Collection entries:

[start]

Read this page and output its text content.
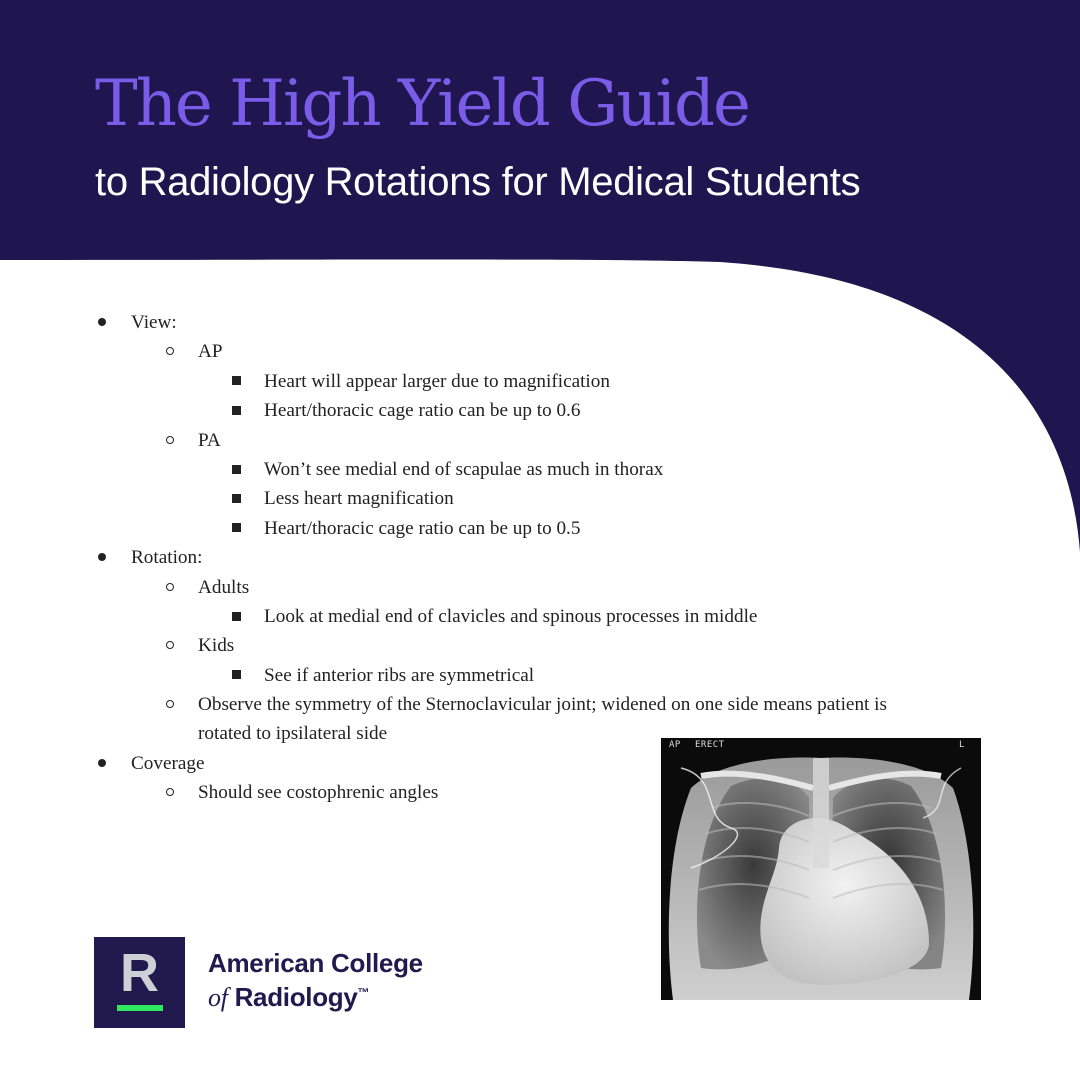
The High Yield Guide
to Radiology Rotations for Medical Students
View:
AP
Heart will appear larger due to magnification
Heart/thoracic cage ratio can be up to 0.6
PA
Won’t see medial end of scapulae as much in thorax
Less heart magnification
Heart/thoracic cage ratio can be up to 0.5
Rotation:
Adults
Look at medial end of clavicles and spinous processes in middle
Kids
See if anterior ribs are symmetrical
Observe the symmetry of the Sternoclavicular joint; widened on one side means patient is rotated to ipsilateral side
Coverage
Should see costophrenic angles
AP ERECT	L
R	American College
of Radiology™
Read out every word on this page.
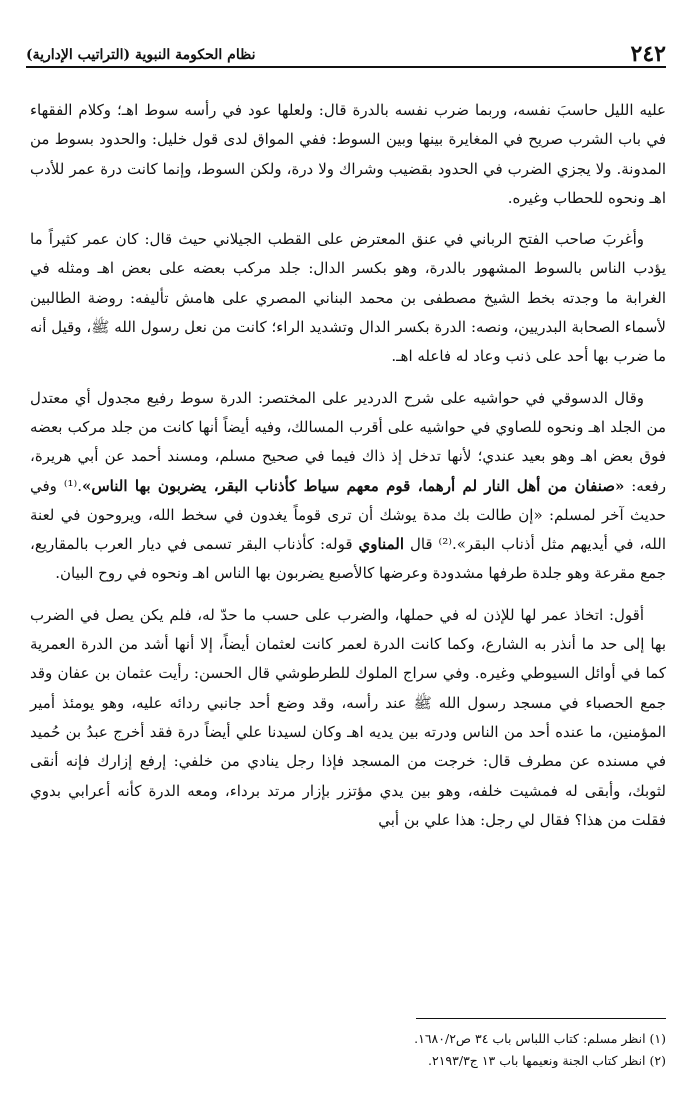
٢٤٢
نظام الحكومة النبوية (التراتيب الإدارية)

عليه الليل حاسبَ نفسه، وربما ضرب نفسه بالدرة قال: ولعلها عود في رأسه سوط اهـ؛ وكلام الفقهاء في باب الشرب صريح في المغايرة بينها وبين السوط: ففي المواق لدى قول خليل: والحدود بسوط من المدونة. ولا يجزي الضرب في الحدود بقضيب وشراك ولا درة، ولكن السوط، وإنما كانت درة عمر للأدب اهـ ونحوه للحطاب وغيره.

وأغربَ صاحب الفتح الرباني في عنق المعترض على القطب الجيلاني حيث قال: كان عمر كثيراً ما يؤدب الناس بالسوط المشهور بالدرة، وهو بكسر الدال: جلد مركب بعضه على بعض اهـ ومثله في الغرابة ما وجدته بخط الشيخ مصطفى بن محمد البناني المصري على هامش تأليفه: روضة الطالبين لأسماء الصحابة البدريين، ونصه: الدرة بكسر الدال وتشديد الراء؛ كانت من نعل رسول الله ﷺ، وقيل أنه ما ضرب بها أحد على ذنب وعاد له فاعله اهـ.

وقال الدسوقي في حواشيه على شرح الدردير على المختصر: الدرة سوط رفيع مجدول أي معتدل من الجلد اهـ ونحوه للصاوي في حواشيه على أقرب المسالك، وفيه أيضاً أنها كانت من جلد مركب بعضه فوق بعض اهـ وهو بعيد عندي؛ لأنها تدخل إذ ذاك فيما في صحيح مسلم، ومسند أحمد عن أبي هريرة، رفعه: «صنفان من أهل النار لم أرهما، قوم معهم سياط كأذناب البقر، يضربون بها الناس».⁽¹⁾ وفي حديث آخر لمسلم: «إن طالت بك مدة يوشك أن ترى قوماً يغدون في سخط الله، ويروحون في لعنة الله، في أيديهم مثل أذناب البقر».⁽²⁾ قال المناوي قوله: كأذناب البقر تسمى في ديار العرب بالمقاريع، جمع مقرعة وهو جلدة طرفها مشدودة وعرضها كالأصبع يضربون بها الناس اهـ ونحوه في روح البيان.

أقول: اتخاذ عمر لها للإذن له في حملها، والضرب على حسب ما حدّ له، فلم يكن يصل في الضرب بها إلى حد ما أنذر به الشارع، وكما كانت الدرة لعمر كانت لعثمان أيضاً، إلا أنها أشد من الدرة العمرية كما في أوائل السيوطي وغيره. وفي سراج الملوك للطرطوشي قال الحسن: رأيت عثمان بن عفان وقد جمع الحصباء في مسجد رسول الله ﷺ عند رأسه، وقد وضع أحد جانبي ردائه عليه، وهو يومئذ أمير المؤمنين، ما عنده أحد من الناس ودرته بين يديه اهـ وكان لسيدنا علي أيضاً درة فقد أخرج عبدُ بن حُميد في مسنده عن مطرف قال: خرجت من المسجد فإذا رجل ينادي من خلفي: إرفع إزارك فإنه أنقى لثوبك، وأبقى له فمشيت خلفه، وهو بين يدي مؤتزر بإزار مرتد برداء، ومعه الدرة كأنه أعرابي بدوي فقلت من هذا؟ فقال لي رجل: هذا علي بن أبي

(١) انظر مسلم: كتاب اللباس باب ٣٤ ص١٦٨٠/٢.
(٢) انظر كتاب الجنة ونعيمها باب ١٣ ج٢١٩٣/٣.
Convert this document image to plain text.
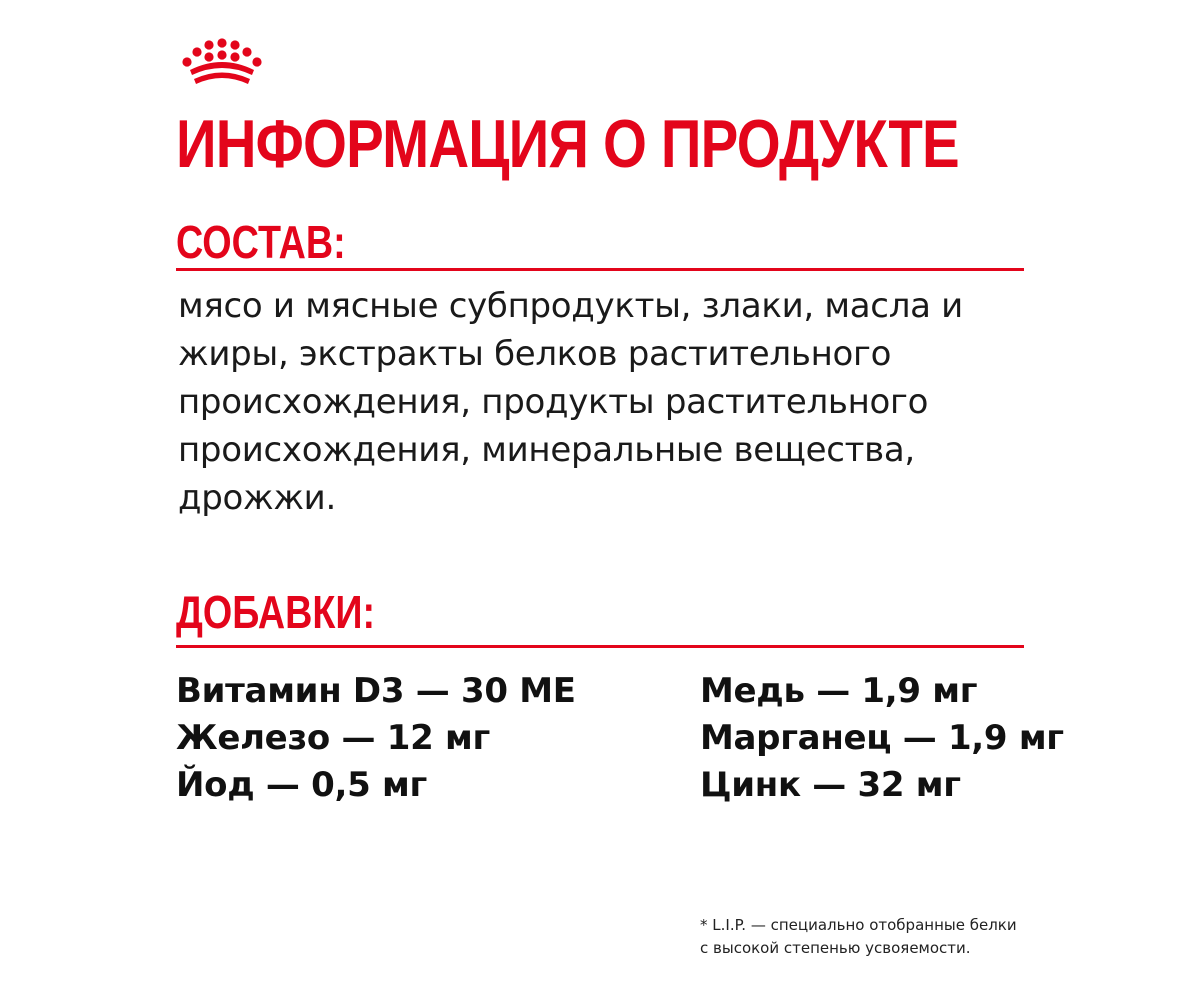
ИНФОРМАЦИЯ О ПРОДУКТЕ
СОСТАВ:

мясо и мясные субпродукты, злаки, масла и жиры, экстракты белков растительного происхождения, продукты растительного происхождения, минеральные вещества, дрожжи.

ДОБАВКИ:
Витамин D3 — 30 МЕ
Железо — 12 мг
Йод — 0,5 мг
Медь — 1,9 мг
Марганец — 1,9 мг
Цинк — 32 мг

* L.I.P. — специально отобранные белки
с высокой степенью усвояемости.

[end]

Find each line in the records holding the string "page" and show it.

Read this page and output its text content.
Read out every word on this page.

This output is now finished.